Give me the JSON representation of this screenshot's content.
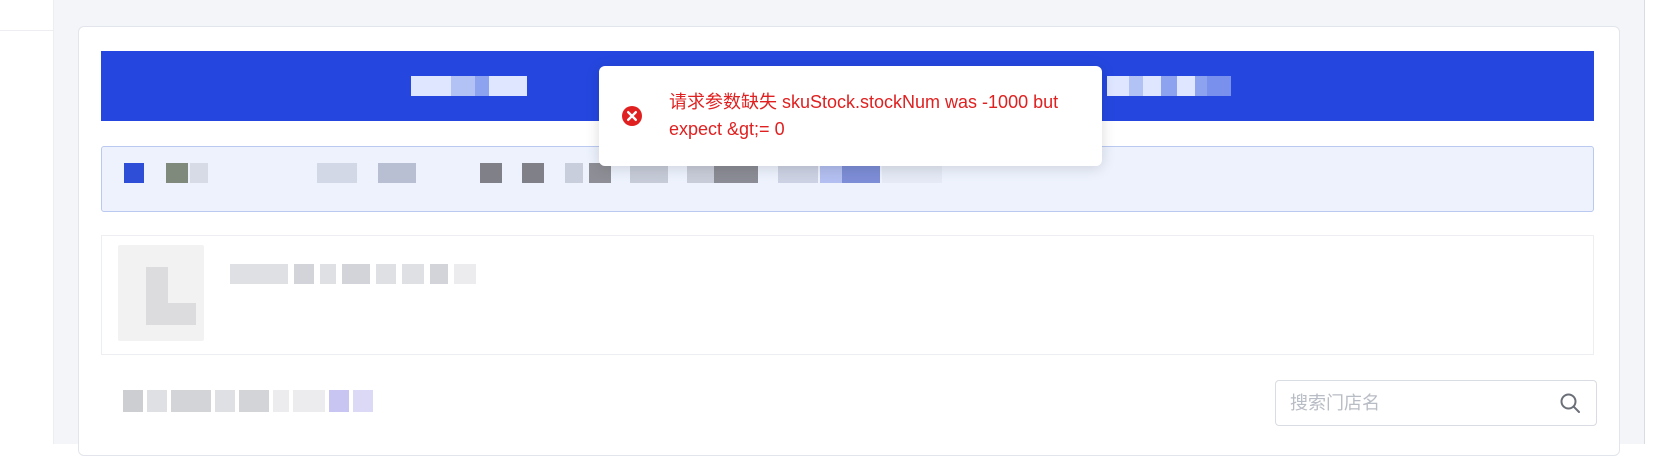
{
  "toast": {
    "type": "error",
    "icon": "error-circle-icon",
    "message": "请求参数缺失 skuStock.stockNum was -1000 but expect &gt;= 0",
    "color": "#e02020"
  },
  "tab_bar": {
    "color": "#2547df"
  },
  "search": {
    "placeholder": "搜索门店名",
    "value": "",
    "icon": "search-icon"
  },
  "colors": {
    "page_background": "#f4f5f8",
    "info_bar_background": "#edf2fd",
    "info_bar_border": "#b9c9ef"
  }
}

**AIM OF THE EXERCISE**
Without the pictures, restate each entry exactly.

**EXERCISE SOLUTION**
Give me the JSON representation of this screenshot's content.
{
  "toast": {
    "type": "error",
    "icon": "error-circle-icon",
    "message": "请求参数缺失 skuStock.stockNum was -1000 but expect &gt;= 0",
    "color": "#e02020"
  },
  "tab_bar": {
    "color": "#2547df"
  },
  "search": {
    "placeholder": "搜索门店名",
    "value": "",
    "icon": "search-icon"
  },
  "colors": {
    "page_background": "#f4f5f8",
    "info_bar_background": "#edf2fd",
    "info_bar_border": "#b9c9ef"
  }
}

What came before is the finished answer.